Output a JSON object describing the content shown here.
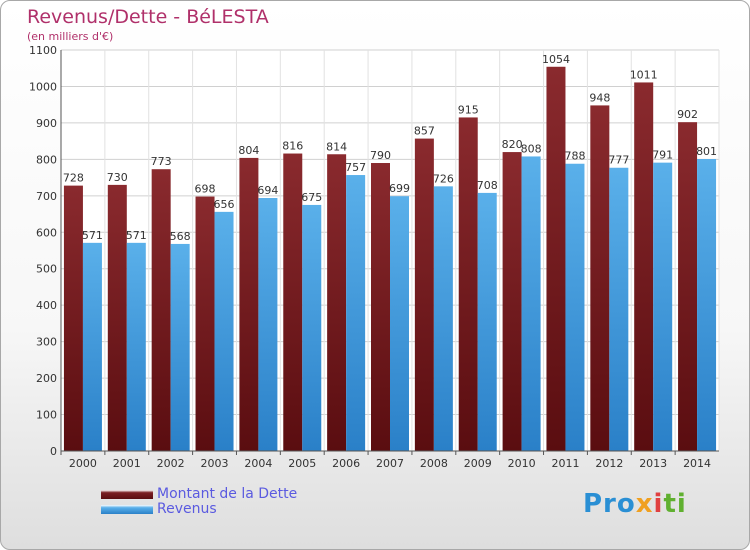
{
  "colors": {
    "dette": "#7a1e22",
    "revenus": "#3d9de0",
    "title": "#b0306a",
    "legend_text": "#5a5ae0"
  },
  "logo": {
    "text": "Proxiti",
    "parts": [
      "Pro",
      "x",
      "i",
      "ti"
    ]
  },
  "legend": {
    "items": [
      {
        "label": "Montant de la Dette",
        "color": "#7a1e22"
      },
      {
        "label": "Revenus",
        "color": "#3d9de0"
      }
    ]
  },
  "chart_data": {
    "type": "bar",
    "title": "Revenus/Dette - BéLESTA",
    "subtitle": "(en milliers d'€)",
    "xlabel": "",
    "ylabel": "",
    "ylim": [
      0,
      1100
    ],
    "yticks": [
      0,
      100,
      200,
      300,
      400,
      500,
      600,
      700,
      800,
      900,
      1000,
      1100
    ],
    "grid": true,
    "legend_position": "bottom-left",
    "categories": [
      "2000",
      "2001",
      "2002",
      "2003",
      "2004",
      "2005",
      "2006",
      "2007",
      "2008",
      "2009",
      "2010",
      "2011",
      "2012",
      "2013",
      "2014"
    ],
    "series": [
      {
        "name": "Montant de la Dette",
        "color": "#7a1e22",
        "values": [
          728,
          730,
          773,
          698,
          804,
          816,
          814,
          790,
          857,
          915,
          820,
          1054,
          948,
          1011,
          902
        ]
      },
      {
        "name": "Revenus",
        "color": "#3d9de0",
        "values": [
          571,
          571,
          568,
          656,
          694,
          675,
          757,
          699,
          726,
          708,
          808,
          788,
          777,
          791,
          801
        ]
      }
    ]
  }
}
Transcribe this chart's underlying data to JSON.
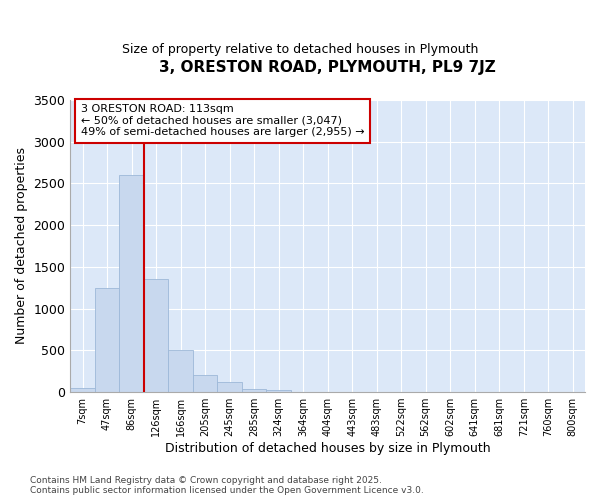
{
  "title": "3, ORESTON ROAD, PLYMOUTH, PL9 7JZ",
  "subtitle": "Size of property relative to detached houses in Plymouth",
  "xlabel": "Distribution of detached houses by size in Plymouth",
  "ylabel": "Number of detached properties",
  "categories": [
    "7sqm",
    "47sqm",
    "86sqm",
    "126sqm",
    "166sqm",
    "205sqm",
    "245sqm",
    "285sqm",
    "324sqm",
    "364sqm",
    "404sqm",
    "443sqm",
    "483sqm",
    "522sqm",
    "562sqm",
    "602sqm",
    "641sqm",
    "681sqm",
    "721sqm",
    "760sqm",
    "800sqm"
  ],
  "values": [
    50,
    1250,
    2600,
    1350,
    500,
    210,
    120,
    40,
    20,
    5,
    5,
    0,
    0,
    0,
    0,
    0,
    0,
    0,
    0,
    0,
    0
  ],
  "bar_color": "#c8d8ee",
  "bar_edge_color": "#9db8d8",
  "bg_color": "#dce8f8",
  "grid_color": "#ffffff",
  "vline_x": 2.5,
  "vline_color": "#cc0000",
  "annotation_line1": "3 ORESTON ROAD: 113sqm",
  "annotation_line2": "← 50% of detached houses are smaller (3,047)",
  "annotation_line3": "49% of semi-detached houses are larger (2,955) →",
  "annotation_box_color": "#ffffff",
  "annotation_box_edge": "#cc0000",
  "ylim": [
    0,
    3500
  ],
  "yticks": [
    0,
    500,
    1000,
    1500,
    2000,
    2500,
    3000,
    3500
  ],
  "fig_bg": "#ffffff",
  "footer1": "Contains HM Land Registry data © Crown copyright and database right 2025.",
  "footer2": "Contains public sector information licensed under the Open Government Licence v3.0."
}
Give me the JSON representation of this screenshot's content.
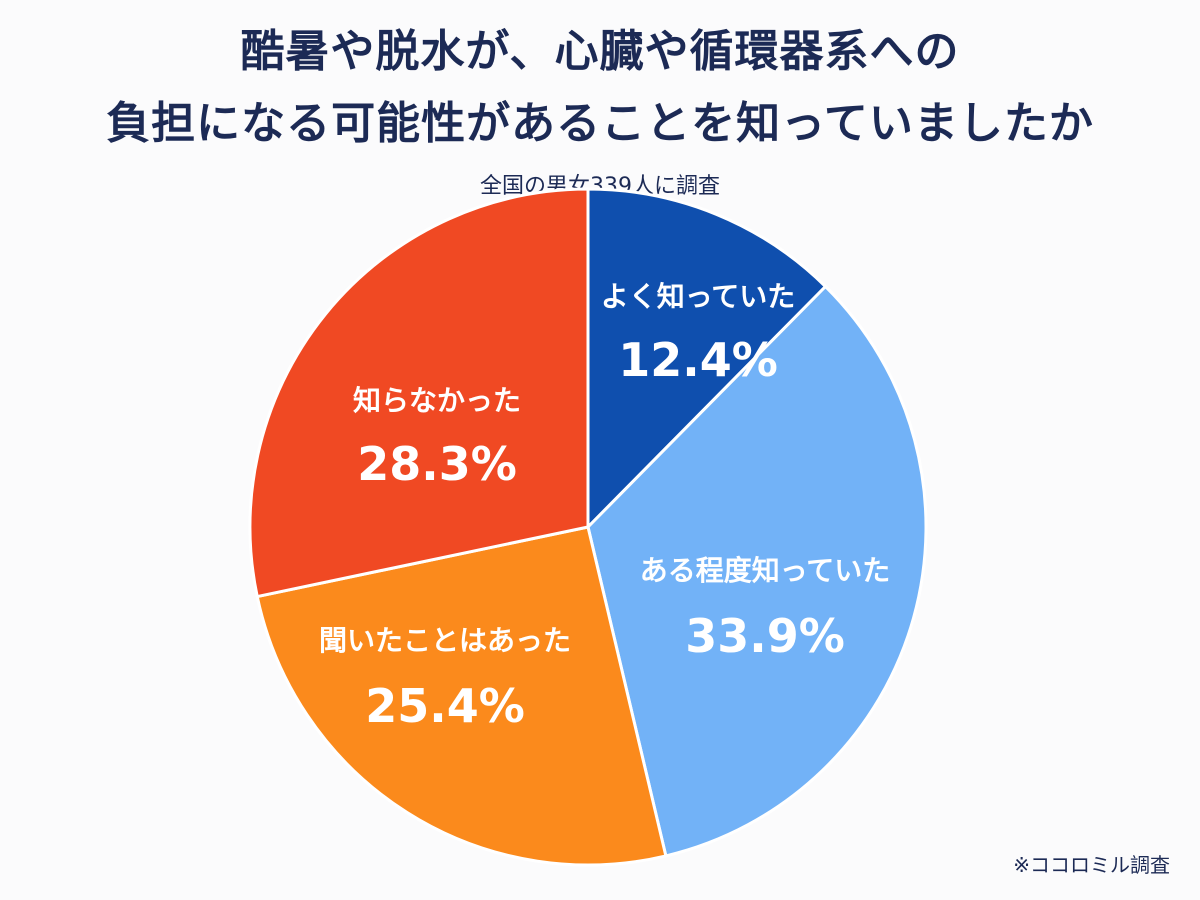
◆ ◆ ◆ ◆ ◆
Lines of the listing that contain the word "ylabel" are to be counted; report only their number.

2